● Stated exercise:
Revise the material from its beginning through the line containing "The optical axis 0 is at (486, 364).", replacing "enlarged view" with "magnified view" and leaving all else unchanged.

● Given records:
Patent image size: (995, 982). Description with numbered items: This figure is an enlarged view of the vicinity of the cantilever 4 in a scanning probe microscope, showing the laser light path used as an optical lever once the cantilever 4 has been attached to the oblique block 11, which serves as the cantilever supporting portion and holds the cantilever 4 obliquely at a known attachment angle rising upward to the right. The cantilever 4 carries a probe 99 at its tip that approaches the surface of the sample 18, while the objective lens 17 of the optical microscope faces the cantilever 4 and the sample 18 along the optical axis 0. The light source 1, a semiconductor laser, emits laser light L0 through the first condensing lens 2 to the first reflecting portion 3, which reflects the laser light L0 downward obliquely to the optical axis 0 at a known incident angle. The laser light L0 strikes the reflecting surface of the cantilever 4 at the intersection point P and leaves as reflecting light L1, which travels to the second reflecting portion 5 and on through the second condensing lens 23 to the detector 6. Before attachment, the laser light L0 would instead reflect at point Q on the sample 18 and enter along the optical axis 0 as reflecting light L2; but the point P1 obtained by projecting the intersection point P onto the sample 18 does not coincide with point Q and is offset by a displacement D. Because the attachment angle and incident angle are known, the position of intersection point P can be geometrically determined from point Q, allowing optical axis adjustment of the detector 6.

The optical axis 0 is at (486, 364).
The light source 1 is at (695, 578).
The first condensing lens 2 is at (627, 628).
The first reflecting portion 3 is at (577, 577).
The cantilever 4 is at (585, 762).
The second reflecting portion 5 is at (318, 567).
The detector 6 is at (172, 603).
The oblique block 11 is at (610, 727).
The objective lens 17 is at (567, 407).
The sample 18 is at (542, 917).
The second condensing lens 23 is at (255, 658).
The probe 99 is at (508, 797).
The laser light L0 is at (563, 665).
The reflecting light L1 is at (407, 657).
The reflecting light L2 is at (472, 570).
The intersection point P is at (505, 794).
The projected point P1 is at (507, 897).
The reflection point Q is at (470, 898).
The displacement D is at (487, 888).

● Expected answer:
Patent image size: (995, 982). Description with numbered items: This figure is an magnified view of the vicinity of the cantilever 4 in a scanning probe microscope, showing the laser light path used as an optical lever once the cantilever 4 has been attached to the oblique block 11, which serves as the cantilever supporting portion and holds the cantilever 4 obliquely at a known attachment angle rising upward to the right. The cantilever 4 carries a probe 99 at its tip that approaches the surface of the sample 18, while the objective lens 17 of the optical microscope faces the cantilever 4 and the sample 18 along the optical axis 0. The light source 1, a semiconductor laser, emits laser light L0 through the first condensing lens 2 to the first reflecting portion 3, which reflects the laser light L0 downward obliquely to the optical axis 0 at a known incident angle. The laser light L0 strikes the reflecting surface of the cantilever 4 at the intersection point P and leaves as reflecting light L1, which travels to the second reflecting portion 5 and on through the second condensing lens 23 to the detector 6. Before attachment, the laser light L0 would instead reflect at point Q on the sample 18 and enter along the optical axis 0 as reflecting light L2; but the point P1 obtained by projecting the intersection point P onto the sample 18 does not coincide with point Q and is offset by a displacement D. Because the attachment angle and incident angle are known, the position of intersection point P can be geometrically determined from point Q, allowing optical axis adjustment of the detector 6.

The optical axis 0 is at (486, 364).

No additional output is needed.